AIM:
Keep only the lines where "việc" appears.
(begin)
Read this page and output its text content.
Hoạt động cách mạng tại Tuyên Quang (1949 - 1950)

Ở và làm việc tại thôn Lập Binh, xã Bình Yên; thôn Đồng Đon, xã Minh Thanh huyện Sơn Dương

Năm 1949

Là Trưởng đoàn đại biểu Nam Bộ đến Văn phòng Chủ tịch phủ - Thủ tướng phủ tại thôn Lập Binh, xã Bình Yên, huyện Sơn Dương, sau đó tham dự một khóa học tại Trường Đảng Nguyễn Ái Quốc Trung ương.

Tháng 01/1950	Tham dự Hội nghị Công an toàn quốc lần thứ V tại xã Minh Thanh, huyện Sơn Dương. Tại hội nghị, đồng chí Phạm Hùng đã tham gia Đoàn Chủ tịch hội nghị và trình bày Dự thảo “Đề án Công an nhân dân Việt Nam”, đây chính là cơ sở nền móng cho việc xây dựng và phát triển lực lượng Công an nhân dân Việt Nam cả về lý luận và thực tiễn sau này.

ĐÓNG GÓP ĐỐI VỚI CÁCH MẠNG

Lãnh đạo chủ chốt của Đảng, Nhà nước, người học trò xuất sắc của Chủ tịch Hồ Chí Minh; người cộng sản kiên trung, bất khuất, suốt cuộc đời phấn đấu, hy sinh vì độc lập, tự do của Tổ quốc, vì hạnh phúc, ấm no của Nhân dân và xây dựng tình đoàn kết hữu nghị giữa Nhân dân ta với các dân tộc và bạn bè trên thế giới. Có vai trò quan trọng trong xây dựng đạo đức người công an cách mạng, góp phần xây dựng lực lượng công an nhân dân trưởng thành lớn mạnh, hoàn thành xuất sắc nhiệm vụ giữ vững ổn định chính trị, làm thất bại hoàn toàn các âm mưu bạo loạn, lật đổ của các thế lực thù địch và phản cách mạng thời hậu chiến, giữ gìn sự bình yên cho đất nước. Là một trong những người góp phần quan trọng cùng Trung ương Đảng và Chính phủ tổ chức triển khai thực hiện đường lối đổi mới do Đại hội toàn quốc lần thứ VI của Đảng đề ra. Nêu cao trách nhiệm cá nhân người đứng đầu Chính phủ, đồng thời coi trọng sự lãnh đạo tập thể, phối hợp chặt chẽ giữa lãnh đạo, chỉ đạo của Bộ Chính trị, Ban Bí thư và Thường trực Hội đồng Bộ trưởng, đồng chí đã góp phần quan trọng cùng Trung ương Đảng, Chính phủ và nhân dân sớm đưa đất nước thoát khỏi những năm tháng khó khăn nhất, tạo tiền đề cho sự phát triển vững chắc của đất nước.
(end)
SOLUTION TO THIS PROBLEM:
Ở và làm việc tại thôn Lập Binh, xã Bình Yên; thôn Đồng Đon, xã Minh Thanh huyện Sơn Dương
Tháng 01/1950	Tham dự Hội nghị Công an toàn quốc lần thứ V tại xã Minh Thanh, huyện Sơn Dương. Tại hội nghị, đồng chí Phạm Hùng đã tham gia Đoàn Chủ tịch hội nghị và trình bày Dự thảo “Đề án Công an nhân dân Việt Nam”, đây chính là cơ sở nền móng cho việc xây dựng và phát triển lực lượng Công an nhân dân Việt Nam cả về lý luận và thực tiễn sau này.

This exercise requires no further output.